** start Records shown **
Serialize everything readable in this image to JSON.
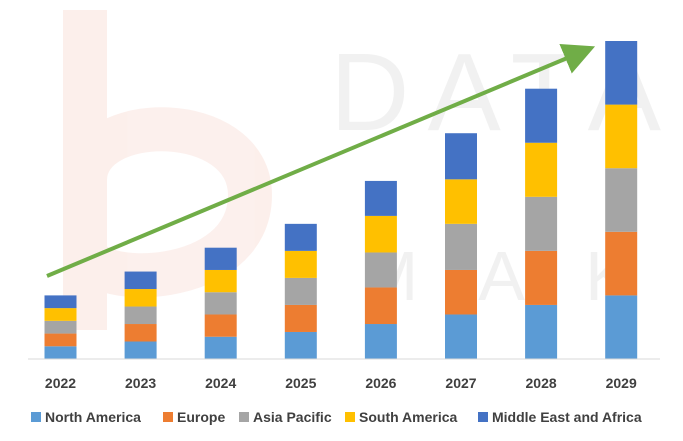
{
  "chart_data": {
    "type": "bar",
    "stacked": true,
    "title": "",
    "xlabel": "",
    "ylabel": "",
    "ylim": [
      0,
      100
    ],
    "grid": false,
    "legend_position": "bottom",
    "categories": [
      "2022",
      "2023",
      "2024",
      "2025",
      "2026",
      "2027",
      "2028",
      "2029"
    ],
    "series": [
      {
        "name": "North America",
        "color": "#5B9BD5",
        "values": [
          4,
          5.5,
          7,
          8.5,
          11,
          14,
          17,
          20
        ]
      },
      {
        "name": "Europe",
        "color": "#ED7D31",
        "values": [
          4,
          5.5,
          7,
          8.5,
          11.5,
          14,
          17,
          20
        ]
      },
      {
        "name": "Asia Pacific",
        "color": "#A5A5A5",
        "values": [
          4,
          5.5,
          7,
          8.5,
          11,
          14.5,
          17,
          20
        ]
      },
      {
        "name": "South America",
        "color": "#FFC000",
        "values": [
          4,
          5.5,
          7,
          8.5,
          11.5,
          14,
          17,
          20
        ]
      },
      {
        "name": "Middle East and Africa",
        "color": "#4472C4",
        "values": [
          4,
          5.5,
          7,
          8.5,
          11,
          14.5,
          17,
          20
        ]
      }
    ],
    "annotations": [
      {
        "type": "trend-arrow",
        "color": "#70AD47",
        "direction": "up-right",
        "meaning": "growth trend"
      }
    ]
  }
}
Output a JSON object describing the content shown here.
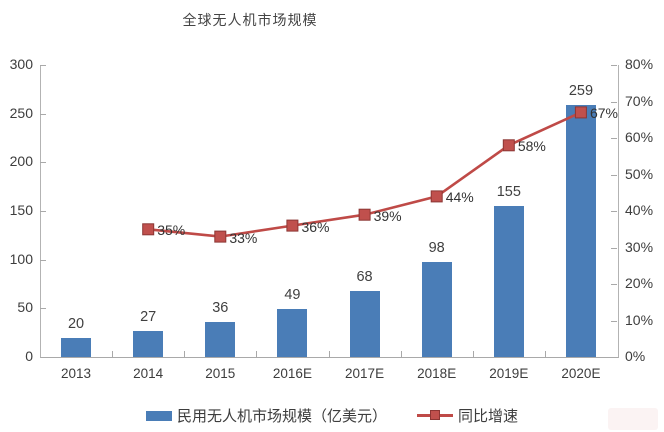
** end Records shown **
- Exercise:
Search the listing for the word "trend". Copy every line in which it occurs.

- Reply:
        "type": "trend-arrow",
        "meaning": "growth trend"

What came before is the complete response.